======== DATA SUPPLIED

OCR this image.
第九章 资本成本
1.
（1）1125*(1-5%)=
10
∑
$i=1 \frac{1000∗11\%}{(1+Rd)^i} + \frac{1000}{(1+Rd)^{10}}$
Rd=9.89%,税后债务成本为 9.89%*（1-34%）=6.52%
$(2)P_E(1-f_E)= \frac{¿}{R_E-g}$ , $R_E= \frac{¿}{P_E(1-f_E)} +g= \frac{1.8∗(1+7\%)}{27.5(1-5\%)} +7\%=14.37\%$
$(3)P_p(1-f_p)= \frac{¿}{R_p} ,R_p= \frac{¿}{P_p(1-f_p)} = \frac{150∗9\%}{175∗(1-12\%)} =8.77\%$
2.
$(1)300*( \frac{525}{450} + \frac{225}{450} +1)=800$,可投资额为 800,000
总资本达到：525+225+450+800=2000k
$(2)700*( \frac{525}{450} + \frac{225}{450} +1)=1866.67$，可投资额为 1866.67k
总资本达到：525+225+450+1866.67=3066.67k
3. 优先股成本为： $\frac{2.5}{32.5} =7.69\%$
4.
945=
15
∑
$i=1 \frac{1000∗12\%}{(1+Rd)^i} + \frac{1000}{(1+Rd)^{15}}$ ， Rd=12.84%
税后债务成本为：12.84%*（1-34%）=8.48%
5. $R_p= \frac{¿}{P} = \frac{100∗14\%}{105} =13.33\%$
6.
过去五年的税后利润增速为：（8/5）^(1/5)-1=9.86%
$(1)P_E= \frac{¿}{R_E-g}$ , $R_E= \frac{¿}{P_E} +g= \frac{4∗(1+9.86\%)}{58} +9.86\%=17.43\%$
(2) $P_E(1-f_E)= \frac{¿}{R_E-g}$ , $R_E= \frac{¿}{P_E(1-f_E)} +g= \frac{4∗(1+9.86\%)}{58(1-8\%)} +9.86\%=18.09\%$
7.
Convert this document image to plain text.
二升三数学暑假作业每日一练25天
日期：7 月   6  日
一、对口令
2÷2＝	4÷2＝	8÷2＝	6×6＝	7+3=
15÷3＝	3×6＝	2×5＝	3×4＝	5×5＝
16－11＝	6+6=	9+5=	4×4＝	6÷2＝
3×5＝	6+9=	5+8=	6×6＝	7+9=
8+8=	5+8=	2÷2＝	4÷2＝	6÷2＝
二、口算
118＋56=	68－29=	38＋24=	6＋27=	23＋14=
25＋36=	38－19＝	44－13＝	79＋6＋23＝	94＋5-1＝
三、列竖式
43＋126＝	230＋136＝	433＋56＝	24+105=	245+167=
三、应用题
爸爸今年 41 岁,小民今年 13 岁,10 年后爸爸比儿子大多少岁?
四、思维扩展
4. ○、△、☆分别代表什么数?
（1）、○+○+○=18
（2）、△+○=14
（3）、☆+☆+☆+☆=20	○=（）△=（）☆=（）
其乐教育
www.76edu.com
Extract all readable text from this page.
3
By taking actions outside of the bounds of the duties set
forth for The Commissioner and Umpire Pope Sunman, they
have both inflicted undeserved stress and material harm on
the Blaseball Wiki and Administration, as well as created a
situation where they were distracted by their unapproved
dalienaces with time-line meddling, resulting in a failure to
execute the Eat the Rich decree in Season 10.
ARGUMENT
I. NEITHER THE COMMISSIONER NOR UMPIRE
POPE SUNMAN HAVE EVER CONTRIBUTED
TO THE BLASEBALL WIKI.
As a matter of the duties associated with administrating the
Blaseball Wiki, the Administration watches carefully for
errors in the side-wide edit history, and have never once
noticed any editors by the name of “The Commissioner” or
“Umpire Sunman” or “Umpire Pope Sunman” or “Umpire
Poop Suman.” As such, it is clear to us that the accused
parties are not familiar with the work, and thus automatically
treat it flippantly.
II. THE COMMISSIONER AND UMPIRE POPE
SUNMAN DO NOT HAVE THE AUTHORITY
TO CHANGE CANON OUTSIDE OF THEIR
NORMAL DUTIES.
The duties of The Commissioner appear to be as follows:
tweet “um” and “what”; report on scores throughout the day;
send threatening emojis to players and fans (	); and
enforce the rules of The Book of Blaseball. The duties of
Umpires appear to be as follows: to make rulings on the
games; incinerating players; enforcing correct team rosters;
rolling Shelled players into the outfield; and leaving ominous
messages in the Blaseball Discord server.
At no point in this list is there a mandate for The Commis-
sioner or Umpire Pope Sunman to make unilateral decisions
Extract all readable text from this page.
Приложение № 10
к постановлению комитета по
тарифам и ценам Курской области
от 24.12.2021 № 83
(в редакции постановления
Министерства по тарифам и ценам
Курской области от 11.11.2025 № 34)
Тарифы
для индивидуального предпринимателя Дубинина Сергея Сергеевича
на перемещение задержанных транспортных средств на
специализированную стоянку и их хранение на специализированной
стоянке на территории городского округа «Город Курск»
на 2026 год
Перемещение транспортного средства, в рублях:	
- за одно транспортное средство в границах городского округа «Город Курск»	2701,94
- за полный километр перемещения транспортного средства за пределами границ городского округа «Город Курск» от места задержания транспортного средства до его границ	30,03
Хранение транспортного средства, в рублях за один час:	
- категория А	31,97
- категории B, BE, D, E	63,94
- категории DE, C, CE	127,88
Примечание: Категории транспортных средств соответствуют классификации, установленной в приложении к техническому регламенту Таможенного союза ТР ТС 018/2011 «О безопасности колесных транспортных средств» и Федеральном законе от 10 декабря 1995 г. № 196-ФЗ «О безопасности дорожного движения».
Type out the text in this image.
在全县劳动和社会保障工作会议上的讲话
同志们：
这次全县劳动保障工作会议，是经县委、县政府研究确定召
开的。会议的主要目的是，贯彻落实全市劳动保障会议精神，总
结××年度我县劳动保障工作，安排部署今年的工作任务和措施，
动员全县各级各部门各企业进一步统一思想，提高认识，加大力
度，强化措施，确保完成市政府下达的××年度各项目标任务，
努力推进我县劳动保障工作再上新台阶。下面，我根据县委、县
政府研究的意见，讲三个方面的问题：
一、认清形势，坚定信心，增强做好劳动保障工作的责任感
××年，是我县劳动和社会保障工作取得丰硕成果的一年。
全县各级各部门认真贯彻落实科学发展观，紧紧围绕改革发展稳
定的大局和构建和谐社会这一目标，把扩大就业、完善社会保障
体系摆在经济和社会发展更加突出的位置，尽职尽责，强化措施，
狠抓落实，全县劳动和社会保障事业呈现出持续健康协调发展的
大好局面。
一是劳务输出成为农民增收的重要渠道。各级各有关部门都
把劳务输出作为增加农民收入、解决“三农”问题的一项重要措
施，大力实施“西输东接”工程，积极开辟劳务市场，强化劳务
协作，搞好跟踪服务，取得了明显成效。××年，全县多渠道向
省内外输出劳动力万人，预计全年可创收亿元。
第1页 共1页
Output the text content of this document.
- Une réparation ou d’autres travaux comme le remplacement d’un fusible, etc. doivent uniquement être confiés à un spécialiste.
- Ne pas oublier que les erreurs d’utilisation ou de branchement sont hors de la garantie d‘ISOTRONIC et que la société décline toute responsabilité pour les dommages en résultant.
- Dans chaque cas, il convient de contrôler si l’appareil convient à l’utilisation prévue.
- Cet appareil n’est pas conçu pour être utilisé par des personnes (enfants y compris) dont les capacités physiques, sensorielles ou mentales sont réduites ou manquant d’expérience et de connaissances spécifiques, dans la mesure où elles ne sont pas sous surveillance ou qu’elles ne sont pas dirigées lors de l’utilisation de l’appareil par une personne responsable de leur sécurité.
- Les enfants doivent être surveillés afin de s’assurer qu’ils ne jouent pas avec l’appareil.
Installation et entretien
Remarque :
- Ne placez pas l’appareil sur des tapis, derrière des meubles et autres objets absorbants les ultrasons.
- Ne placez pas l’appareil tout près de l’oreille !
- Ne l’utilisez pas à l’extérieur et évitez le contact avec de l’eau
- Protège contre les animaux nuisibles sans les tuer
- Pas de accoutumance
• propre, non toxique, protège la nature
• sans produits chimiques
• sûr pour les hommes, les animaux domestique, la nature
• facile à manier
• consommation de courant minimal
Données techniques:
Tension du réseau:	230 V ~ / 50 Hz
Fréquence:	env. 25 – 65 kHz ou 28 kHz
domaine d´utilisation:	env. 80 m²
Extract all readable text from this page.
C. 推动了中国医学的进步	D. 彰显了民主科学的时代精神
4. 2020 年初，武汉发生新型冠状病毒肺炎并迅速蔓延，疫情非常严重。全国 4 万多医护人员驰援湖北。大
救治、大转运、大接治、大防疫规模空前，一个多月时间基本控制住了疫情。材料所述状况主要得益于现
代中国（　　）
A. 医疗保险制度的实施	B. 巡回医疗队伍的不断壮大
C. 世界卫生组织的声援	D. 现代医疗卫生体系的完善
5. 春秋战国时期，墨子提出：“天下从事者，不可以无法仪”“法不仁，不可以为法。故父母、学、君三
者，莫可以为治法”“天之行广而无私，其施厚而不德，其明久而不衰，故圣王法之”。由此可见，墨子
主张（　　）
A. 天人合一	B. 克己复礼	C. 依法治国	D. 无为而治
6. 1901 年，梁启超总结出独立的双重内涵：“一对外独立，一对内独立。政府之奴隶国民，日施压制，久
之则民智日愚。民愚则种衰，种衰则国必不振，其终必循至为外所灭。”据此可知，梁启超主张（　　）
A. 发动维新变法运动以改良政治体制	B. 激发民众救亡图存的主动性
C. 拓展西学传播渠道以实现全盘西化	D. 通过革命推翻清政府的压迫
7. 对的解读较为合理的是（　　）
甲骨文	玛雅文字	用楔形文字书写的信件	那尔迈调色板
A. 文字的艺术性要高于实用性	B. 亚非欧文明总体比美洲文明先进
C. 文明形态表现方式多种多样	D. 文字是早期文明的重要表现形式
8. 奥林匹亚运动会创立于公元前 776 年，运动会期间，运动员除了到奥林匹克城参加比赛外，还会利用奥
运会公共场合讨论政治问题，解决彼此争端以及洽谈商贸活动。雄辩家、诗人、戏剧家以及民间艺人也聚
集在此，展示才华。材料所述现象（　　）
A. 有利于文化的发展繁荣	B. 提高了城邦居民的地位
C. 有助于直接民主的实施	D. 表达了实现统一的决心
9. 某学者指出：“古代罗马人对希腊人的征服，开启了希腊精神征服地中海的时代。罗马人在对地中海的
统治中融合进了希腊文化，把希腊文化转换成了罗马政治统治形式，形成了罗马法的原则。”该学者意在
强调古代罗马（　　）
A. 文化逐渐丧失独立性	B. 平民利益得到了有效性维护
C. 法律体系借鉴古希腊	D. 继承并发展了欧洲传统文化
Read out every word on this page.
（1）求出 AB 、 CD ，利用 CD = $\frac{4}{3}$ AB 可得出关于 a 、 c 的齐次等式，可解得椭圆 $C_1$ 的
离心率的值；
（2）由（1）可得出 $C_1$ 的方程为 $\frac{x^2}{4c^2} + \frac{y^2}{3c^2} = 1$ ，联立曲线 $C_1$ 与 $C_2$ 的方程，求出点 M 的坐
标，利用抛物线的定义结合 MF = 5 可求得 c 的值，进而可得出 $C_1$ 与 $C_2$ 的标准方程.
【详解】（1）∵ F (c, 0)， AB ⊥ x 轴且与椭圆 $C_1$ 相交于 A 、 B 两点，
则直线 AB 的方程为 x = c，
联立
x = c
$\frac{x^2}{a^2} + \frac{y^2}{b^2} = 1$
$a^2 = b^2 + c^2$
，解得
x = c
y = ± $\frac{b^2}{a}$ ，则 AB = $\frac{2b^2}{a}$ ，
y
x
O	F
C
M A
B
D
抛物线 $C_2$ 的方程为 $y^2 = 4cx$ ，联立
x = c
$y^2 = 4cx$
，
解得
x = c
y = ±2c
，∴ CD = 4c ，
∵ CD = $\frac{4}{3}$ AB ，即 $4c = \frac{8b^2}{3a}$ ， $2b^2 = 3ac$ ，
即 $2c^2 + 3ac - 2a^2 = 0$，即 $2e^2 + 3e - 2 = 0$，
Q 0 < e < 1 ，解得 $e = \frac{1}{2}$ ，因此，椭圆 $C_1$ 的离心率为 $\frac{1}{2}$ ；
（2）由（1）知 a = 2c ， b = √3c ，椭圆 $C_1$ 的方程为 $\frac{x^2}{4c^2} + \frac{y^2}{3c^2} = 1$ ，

================

EXERCISE TASK >>
List each line holding the string "être".

FINAL ANSWER >>
- Une réparation ou d’autres travaux comme le remplacement d’un fusible, etc. doivent uniquement être confiés à un spécialiste.
- Cet appareil n’est pas conçu pour être utilisé par des personnes (enfants y compris) dont les capacités physiques, sensorielles ou mentales sont réduites ou manquant d’expérience et de connaissances spécifiques, dans la mesure où elles ne sont pas sous surveillance ou qu’elles ne sont pas dirigées lors de l’utilisation de l’appareil par une personne responsable de leur sécurité.
- Les enfants doivent être surveillés afin de s’assurer qu’ils ne jouent pas avec l’appareil.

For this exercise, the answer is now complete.